:: PROMPT ::
Reproduce the entries word for word, and omit any picture you find in them.

:: ROWS ::
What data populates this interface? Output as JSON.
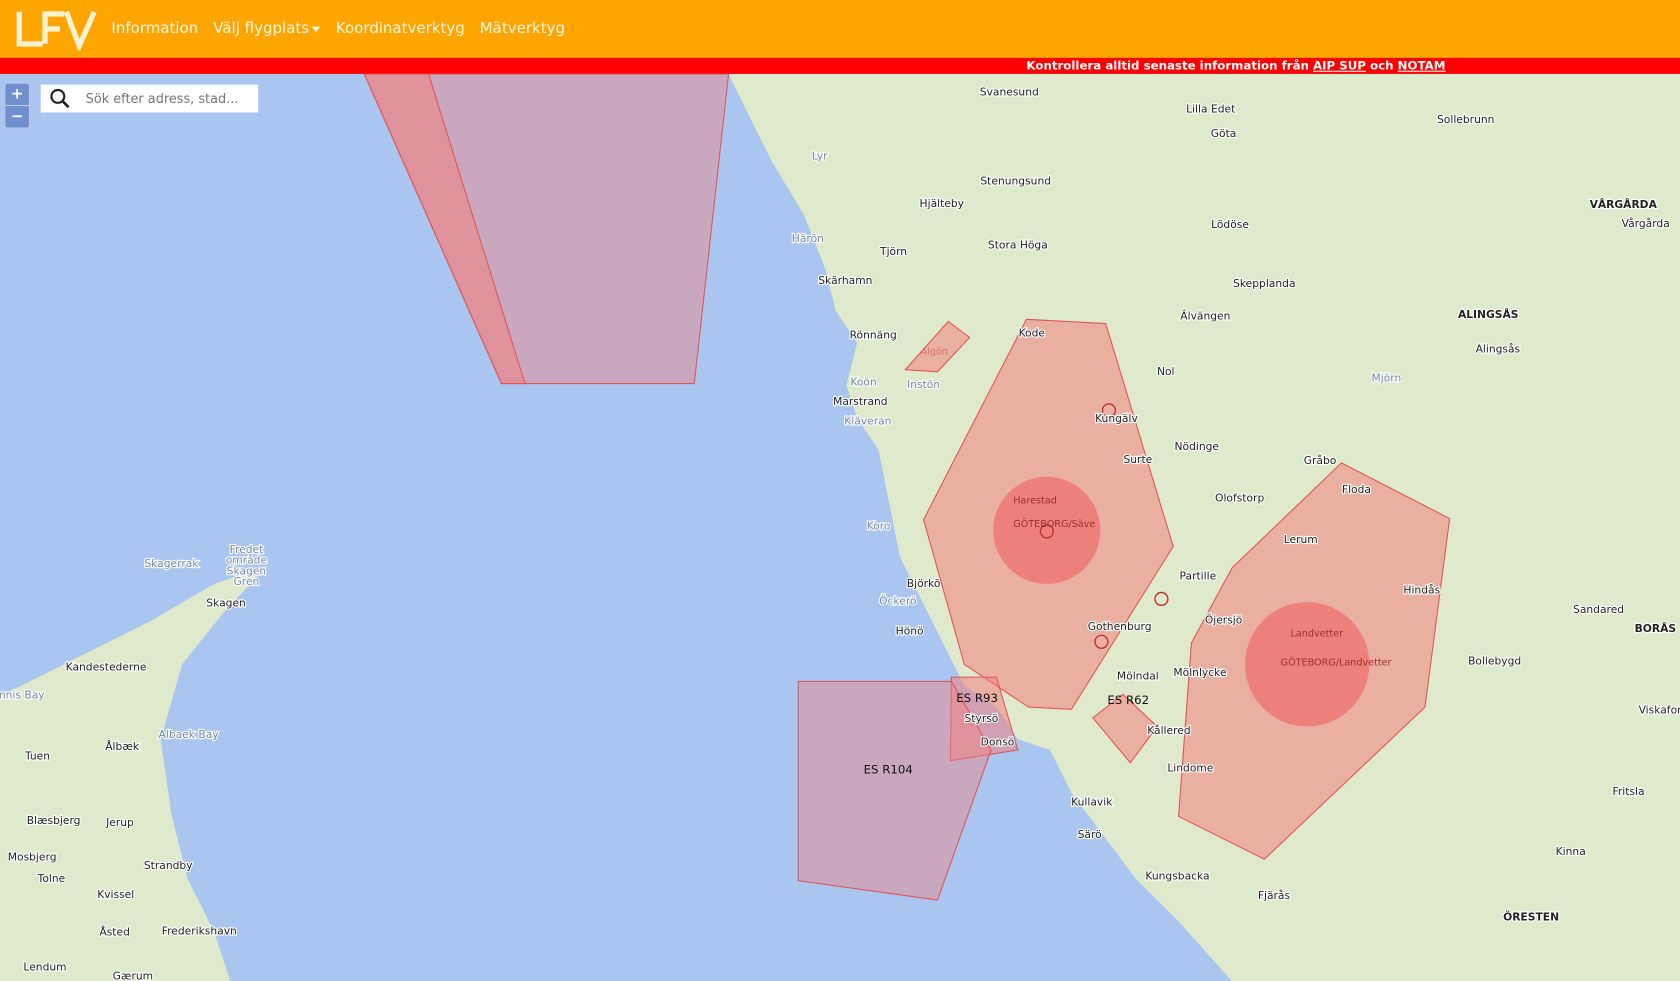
{
  "nav": {
    "logo": "LFV",
    "items": [
      "Information",
      "Välj flygplats",
      "Koordinatverktyg",
      "Mätverktyg"
    ]
  },
  "warning": {
    "text": "Kontrollera alltid senaste information från ",
    "link1": "AIP SUP",
    "mid": " och ",
    "link2": "NOTAM"
  },
  "map_controls": {
    "zoom_in": "+",
    "zoom_out": "−"
  },
  "search": {
    "placeholder": "Sök efter adress, stad...",
    "icon": "search-icon"
  },
  "colors": {
    "nav": "#ffa500",
    "warning": "#ff0000",
    "sea": "#aac6f0",
    "land": "#dfeacc",
    "zone": "#f08080"
  },
  "airspaces": [
    "ES R93",
    "ES R62",
    "ES R104",
    "GÖTEBORG/Säve",
    "GÖTEBORG/Landvetter",
    "Harestad",
    "Landvetter",
    "Algön"
  ],
  "places": [
    "Svanesund",
    "Lilla Edet",
    "Göta",
    "Sollebrunn",
    "Stenungsund",
    "Hjälteby",
    "Lyr",
    "Härön",
    "Tjörn",
    "Stora Höga",
    "Lödöse",
    "Skepplanda",
    "Skärhamn",
    "Rönnäng",
    "Kode",
    "Älvängen",
    "Nol",
    "Marstrand",
    "Koön",
    "Instön",
    "Kläveran",
    "Kungälv",
    "Nödinge",
    "Surte",
    "Gråbo",
    "Olofstorp",
    "Floda",
    "Lerum",
    "Hindås",
    "Partille",
    "Björkö",
    "Öckerö",
    "Hönö",
    "Öjersjö",
    "Gothenburg",
    "Mölndal",
    "Mölnlycke",
    "Bollebygd",
    "Styrsö",
    "Donsö",
    "Kållered",
    "Lindome",
    "Kullavik",
    "Särö",
    "Kungsbacka",
    "Fjärås",
    "Fritsla",
    "Kinna",
    "ÖRESTEN",
    "VÅRGÅRDA",
    "Vårgårda",
    "ALINGSÅS",
    "Alingsås",
    "Mjörn",
    "Sandared",
    "BORÅS",
    "Viskafors",
    "Skagerrak",
    "Fredet område Skagen Gren",
    "Skagen",
    "Kandestederne",
    "Ålbæk",
    "Albaek Bay",
    "Tuen",
    "Jerup",
    "Blæsbjerg",
    "Mosbjerg",
    "Strandby",
    "Tolne",
    "Kvissel",
    "Åsted",
    "Frederikshavn",
    "Lendum",
    "Gærum",
    "Koro",
    "Tannis Bay"
  ]
}
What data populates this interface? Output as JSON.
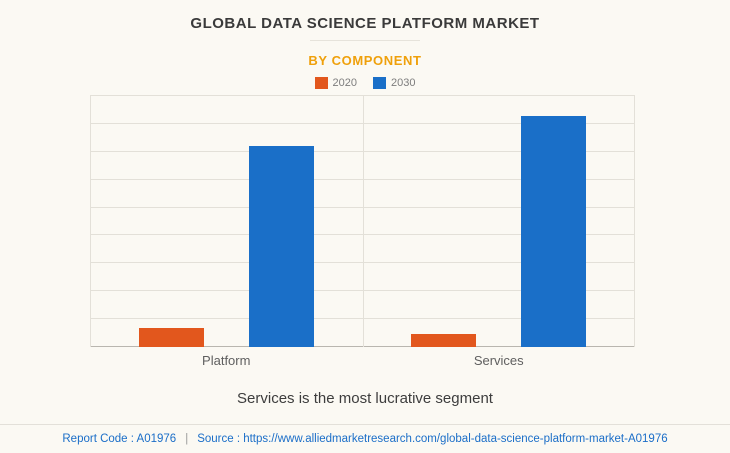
{
  "header": {
    "title": "GLOBAL DATA SCIENCE PLATFORM MARKET",
    "subtitle": "BY COMPONENT"
  },
  "chart_data": {
    "type": "bar",
    "categories": [
      "Platform",
      "Services"
    ],
    "series": [
      {
        "name": "2020",
        "color": "#e2571d",
        "values": [
          7.5,
          5
        ]
      },
      {
        "name": "2030",
        "color": "#1a6fc8",
        "values": [
          80,
          92
        ]
      }
    ],
    "title": "GLOBAL DATA SCIENCE PLATFORM MARKET",
    "subtitle": "BY COMPONENT",
    "xlabel": "",
    "ylabel": "",
    "ylim": [
      0,
      100
    ],
    "grid": true,
    "gridline_rows": 9,
    "legend_position": "top",
    "value_labels": false
  },
  "caption": "Services is the most lucrative segment",
  "footer": {
    "report_code": "Report Code : A01976",
    "separator": "|",
    "source": "Source : https://www.alliedmarketresearch.com/global-data-science-platform-market-A01976"
  },
  "colors": {
    "background": "#fbf9f3",
    "subtitle": "#efa00b",
    "bar_2020": "#e2571d",
    "bar_2030": "#1a6fc8",
    "footer_text": "#1b6ec8",
    "separator_text": "#9a9a9a",
    "gridline": "#e3e0d8",
    "axis": "#b9b6af",
    "text_dark": "#3a3a3a",
    "legend_text": "#7d7d7d"
  }
}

:: PROBLEM SOLUTION ::
What data populates this interface? Output as JSON.
{
  "nav": {
    "logo": "LFV",
    "items": [
      "Information",
      "Välj flygplats",
      "Koordinatverktyg",
      "Mätverktyg"
    ]
  },
  "warning": {
    "text": "Kontrollera alltid senaste information från ",
    "link1": "AIP SUP",
    "mid": " och ",
    "link2": "NOTAM"
  },
  "map_controls": {
    "zoom_in": "+",
    "zoom_out": "−"
  },
  "search": {
    "placeholder": "Sök efter adress, stad...",
    "icon": "search-icon"
  },
  "colors": {
    "nav": "#ffa500",
    "warning": "#ff0000",
    "sea": "#aac6f0",
    "land": "#dfeacc",
    "zone": "#f08080"
  },
  "airspaces": [
    "ES R93",
    "ES R62",
    "ES R104",
    "GÖTEBORG/Säve",
    "GÖTEBORG/Landvetter",
    "Harestad",
    "Landvetter",
    "Algön"
  ],
  "places": [
    "Svanesund",
    "Lilla Edet",
    "Göta",
    "Sollebrunn",
    "Stenungsund",
    "Hjälteby",
    "Lyr",
    "Härön",
    "Tjörn",
    "Stora Höga",
    "Lödöse",
    "Skepplanda",
    "Skärhamn",
    "Rönnäng",
    "Kode",
    "Älvängen",
    "Nol",
    "Marstrand",
    "Koön",
    "Instön",
    "Kläveran",
    "Kungälv",
    "Nödinge",
    "Surte",
    "Gråbo",
    "Olofstorp",
    "Floda",
    "Lerum",
    "Hindås",
    "Partille",
    "Björkö",
    "Öckerö",
    "Hönö",
    "Öjersjö",
    "Gothenburg",
    "Mölndal",
    "Mölnlycke",
    "Bollebygd",
    "Styrsö",
    "Donsö",
    "Kållered",
    "Lindome",
    "Kullavik",
    "Särö",
    "Kungsbacka",
    "Fjärås",
    "Fritsla",
    "Kinna",
    "ÖRESTEN",
    "VÅRGÅRDA",
    "Vårgårda",
    "ALINGSÅS",
    "Alingsås",
    "Mjörn",
    "Sandared",
    "BORÅS",
    "Viskafors",
    "Skagerrak",
    "Fredet område Skagen Gren",
    "Skagen",
    "Kandestederne",
    "Ålbæk",
    "Albaek Bay",
    "Tuen",
    "Jerup",
    "Blæsbjerg",
    "Mosbjerg",
    "Strandby",
    "Tolne",
    "Kvissel",
    "Åsted",
    "Frederikshavn",
    "Lendum",
    "Gærum",
    "Koro",
    "Tannis Bay"
  ]
}
What data populates this interface? Output as JSON.
{
  "header": {
    "title": "GLOBAL DATA SCIENCE PLATFORM MARKET",
    "subtitle": "BY COMPONENT"
  },
  "chart_data": {
    "type": "bar",
    "categories": [
      "Platform",
      "Services"
    ],
    "series": [
      {
        "name": "2020",
        "color": "#e2571d",
        "values": [
          7.5,
          5
        ]
      },
      {
        "name": "2030",
        "color": "#1a6fc8",
        "values": [
          80,
          92
        ]
      }
    ],
    "title": "GLOBAL DATA SCIENCE PLATFORM MARKET",
    "subtitle": "BY COMPONENT",
    "xlabel": "",
    "ylabel": "",
    "ylim": [
      0,
      100
    ],
    "grid": true,
    "gridline_rows": 9,
    "legend_position": "top",
    "value_labels": false
  },
  "caption": "Services is the most lucrative segment",
  "footer": {
    "report_code": "Report Code : A01976",
    "separator": "|",
    "source": "Source : https://www.alliedmarketresearch.com/global-data-science-platform-market-A01976"
  },
  "colors": {
    "background": "#fbf9f3",
    "subtitle": "#efa00b",
    "bar_2020": "#e2571d",
    "bar_2030": "#1a6fc8",
    "footer_text": "#1b6ec8",
    "separator_text": "#9a9a9a",
    "gridline": "#e3e0d8",
    "axis": "#b9b6af",
    "text_dark": "#3a3a3a",
    "legend_text": "#7d7d7d"
  }
}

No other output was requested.